**Short problem:** Write out the whole listing word for word.

**Given records:**
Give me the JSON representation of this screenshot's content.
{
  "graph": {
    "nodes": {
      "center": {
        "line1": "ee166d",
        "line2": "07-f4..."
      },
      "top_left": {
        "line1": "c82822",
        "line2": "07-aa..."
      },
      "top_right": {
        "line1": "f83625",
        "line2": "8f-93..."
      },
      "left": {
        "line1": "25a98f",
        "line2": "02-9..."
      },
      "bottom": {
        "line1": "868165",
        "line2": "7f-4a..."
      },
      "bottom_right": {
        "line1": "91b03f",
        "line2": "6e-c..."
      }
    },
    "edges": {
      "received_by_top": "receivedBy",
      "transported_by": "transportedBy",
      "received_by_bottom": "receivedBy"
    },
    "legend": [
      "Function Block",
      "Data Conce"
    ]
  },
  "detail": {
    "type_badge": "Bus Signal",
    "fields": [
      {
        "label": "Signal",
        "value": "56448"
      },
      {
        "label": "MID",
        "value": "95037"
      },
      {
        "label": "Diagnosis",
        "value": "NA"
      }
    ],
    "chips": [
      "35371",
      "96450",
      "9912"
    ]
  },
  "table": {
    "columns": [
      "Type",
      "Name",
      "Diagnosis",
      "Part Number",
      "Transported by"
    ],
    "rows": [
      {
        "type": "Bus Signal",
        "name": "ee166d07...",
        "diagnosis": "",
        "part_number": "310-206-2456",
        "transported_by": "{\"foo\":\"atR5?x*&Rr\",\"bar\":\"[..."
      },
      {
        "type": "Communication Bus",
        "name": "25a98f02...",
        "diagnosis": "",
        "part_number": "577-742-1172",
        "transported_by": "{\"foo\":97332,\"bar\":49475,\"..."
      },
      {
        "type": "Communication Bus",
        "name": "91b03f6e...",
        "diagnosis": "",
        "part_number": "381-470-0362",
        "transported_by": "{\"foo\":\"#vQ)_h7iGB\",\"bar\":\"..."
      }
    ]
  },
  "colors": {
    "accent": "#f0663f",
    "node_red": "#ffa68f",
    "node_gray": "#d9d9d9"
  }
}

**Written answer:**
Give me the JSON representation of this screenshot's content.
{
  "graph": {
    "nodes": {
      "center": {
        "line1": "ee166d",
        "line2": "07-f4..."
      },
      "top_left": {
        "line1": "c82822",
        "line2": "07-aa..."
      },
      "top_right": {
        "line1": "f83625",
        "line2": "8f-93..."
      },
      "left": {
        "line1": "25a98f",
        "line2": "02-9..."
      },
      "bottom": {
        "line1": "868165",
        "line2": "7f-4a..."
      },
      "bottom_right": {
        "line1": "91b03f",
        "line2": "6e-c..."
      }
    },
    "edges": {
      "received_by_top": "receivedBy",
      "transported_by": "transportedBy",
      "received_by_bottom": "receivedBy"
    },
    "legend": [
      "Function Block",
      "Data Conce"
    ]
  },
  "detail": {
    "type_badge": "Bus Signal",
    "fields": [
      {
        "label": "Signal",
        "value": "56448"
      },
      {
        "label": "MID",
        "value": "95037"
      },
      {
        "label": "Diagnosis",
        "value": "NA"
      }
    ],
    "chips": [
      "35371",
      "96450",
      "9912"
    ]
  },
  "table": {
    "columns": [
      "Type",
      "Name",
      "Diagnosis",
      "Part Number",
      "Transported by"
    ],
    "rows": [
      {
        "type": "Bus Signal",
        "name": "ee166d07...",
        "diagnosis": "",
        "part_number": "310-206-2456",
        "transported_by": "{\"foo\":\"atR5?x*&Rr\",\"bar\":\"[..."
      },
      {
        "type": "Communication Bus",
        "name": "25a98f02...",
        "diagnosis": "",
        "part_number": "577-742-1172",
        "transported_by": "{\"foo\":97332,\"bar\":49475,\"..."
      },
      {
        "type": "Communication Bus",
        "name": "91b03f6e...",
        "diagnosis": "",
        "part_number": "381-470-0362",
        "transported_by": "{\"foo\":\"#vQ)_h7iGB\",\"bar\":\"..."
      }
    ]
  },
  "colors": {
    "accent": "#f0663f",
    "node_red": "#ffa68f",
    "node_gray": "#d9d9d9"
  }
}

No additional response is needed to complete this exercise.